Structured figure records:
::::::

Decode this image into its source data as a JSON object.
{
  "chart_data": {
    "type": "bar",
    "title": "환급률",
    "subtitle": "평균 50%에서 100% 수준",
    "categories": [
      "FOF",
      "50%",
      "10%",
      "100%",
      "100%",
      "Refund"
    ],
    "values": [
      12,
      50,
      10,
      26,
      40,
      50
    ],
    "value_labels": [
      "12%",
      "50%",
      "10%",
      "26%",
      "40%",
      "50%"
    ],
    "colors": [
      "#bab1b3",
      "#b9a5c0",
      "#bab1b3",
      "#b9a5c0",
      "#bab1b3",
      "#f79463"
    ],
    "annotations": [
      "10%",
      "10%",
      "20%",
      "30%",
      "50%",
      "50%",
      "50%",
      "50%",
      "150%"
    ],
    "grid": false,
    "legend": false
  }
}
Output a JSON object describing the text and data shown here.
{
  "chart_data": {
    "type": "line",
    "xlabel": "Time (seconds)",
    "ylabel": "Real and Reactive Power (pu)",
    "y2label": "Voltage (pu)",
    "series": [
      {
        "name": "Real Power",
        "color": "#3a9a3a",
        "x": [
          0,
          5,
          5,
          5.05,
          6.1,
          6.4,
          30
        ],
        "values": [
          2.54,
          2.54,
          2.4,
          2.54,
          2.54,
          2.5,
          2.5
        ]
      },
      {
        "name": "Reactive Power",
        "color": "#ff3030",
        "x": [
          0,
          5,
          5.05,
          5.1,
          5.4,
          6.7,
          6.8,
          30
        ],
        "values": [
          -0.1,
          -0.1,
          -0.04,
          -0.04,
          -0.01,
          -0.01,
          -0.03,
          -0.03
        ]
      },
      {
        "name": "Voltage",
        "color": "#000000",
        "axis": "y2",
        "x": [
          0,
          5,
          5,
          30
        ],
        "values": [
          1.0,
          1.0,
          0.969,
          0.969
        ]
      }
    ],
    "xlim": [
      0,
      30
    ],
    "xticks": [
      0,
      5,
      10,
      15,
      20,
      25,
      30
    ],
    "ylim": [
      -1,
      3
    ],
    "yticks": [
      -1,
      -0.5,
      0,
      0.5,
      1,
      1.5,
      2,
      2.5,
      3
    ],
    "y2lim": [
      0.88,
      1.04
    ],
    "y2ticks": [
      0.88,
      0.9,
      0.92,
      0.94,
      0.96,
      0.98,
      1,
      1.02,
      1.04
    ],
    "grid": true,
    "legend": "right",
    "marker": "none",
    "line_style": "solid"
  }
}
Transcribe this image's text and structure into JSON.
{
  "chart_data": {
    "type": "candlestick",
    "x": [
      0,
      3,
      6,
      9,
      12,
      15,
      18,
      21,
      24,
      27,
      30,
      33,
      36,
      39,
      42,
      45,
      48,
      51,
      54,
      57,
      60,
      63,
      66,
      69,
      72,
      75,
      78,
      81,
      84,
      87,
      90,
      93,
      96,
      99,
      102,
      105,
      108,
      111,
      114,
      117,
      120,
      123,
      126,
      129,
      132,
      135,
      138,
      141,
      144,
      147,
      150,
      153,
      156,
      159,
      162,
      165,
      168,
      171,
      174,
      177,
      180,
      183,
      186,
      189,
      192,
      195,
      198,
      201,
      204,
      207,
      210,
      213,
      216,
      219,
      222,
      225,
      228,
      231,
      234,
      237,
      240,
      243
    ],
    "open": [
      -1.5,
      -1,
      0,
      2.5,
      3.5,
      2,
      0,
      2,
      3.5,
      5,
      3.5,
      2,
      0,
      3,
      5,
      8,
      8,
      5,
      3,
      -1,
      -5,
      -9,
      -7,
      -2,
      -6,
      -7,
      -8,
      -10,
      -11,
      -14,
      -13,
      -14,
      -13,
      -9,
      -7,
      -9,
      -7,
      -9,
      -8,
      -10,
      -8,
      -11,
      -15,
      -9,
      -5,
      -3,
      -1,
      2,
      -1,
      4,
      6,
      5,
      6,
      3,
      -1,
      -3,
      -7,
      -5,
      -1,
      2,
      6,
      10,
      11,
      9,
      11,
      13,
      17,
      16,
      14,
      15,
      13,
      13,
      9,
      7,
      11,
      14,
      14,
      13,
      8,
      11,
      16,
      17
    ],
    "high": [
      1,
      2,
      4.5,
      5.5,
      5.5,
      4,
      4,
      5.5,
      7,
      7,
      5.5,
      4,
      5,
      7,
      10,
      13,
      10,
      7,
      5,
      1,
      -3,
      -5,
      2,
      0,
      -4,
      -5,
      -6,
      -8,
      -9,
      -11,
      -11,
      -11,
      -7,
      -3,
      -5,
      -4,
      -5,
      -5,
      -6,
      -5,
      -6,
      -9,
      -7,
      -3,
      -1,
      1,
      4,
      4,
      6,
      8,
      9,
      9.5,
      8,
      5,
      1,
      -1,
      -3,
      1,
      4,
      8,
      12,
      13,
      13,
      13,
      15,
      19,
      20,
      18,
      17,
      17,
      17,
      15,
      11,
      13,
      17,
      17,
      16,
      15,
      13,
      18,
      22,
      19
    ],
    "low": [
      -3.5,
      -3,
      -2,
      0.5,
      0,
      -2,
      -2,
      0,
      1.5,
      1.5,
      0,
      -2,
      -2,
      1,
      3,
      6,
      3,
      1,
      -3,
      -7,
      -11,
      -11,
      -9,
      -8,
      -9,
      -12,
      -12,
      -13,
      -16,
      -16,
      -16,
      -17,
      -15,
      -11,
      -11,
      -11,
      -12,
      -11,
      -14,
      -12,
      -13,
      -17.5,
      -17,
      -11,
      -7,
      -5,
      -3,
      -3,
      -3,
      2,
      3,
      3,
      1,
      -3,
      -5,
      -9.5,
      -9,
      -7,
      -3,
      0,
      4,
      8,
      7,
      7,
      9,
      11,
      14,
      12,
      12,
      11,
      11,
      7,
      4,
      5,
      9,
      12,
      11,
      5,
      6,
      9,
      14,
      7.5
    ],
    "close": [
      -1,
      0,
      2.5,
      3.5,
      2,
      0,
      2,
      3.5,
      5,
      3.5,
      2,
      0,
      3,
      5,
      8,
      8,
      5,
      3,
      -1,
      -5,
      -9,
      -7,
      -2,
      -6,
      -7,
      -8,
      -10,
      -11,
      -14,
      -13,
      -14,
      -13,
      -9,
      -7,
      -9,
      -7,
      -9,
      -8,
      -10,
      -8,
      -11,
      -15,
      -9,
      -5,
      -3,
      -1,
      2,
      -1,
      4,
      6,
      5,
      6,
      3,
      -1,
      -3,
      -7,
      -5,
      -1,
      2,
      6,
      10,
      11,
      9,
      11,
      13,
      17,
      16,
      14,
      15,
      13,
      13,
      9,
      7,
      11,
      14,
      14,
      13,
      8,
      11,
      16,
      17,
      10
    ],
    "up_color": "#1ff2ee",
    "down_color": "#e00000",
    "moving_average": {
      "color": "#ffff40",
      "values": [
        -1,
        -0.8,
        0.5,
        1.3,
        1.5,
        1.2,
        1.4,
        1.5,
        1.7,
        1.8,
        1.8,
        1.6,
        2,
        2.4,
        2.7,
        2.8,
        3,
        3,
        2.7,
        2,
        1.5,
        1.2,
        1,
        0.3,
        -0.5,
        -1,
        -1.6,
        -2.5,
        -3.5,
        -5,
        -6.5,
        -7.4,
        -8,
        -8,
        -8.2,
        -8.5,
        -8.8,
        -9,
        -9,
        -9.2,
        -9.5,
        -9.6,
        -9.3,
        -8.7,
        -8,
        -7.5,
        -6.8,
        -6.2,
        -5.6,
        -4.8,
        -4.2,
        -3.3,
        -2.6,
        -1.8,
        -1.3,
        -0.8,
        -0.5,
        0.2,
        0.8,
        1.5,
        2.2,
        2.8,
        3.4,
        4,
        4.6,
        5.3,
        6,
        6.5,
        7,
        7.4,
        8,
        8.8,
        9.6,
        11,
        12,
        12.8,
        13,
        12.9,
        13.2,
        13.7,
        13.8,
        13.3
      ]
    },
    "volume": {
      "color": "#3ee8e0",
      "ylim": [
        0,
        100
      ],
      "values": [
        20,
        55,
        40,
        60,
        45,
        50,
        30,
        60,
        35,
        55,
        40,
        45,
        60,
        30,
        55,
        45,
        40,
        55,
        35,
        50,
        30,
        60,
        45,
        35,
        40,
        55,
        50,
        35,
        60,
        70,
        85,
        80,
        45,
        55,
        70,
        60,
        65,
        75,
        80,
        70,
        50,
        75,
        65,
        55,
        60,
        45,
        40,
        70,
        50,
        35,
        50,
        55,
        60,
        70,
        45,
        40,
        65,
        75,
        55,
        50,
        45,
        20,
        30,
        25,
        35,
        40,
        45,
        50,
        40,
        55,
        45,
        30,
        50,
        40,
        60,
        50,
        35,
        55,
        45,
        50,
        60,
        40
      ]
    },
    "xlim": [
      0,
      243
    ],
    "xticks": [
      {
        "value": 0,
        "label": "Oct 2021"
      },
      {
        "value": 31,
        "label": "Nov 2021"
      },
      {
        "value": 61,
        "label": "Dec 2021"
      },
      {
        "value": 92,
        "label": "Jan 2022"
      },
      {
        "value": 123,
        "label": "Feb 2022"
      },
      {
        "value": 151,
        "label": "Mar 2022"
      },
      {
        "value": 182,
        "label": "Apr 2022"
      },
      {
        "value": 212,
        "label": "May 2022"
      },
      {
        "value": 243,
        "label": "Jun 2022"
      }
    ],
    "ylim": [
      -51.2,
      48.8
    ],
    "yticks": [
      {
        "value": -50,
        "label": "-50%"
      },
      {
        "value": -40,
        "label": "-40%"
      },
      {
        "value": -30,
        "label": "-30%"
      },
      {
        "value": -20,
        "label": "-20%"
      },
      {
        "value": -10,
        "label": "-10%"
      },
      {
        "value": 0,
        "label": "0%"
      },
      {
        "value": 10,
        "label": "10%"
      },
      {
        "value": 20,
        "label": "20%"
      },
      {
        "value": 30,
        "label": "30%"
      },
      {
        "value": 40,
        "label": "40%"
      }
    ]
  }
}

::::::

§ Description of the task: Pick out every line with the string "into" and copy it.

§ Task output:
Decode this image into its source data as a JSON object.
Transcribe this image's text and structure into JSON.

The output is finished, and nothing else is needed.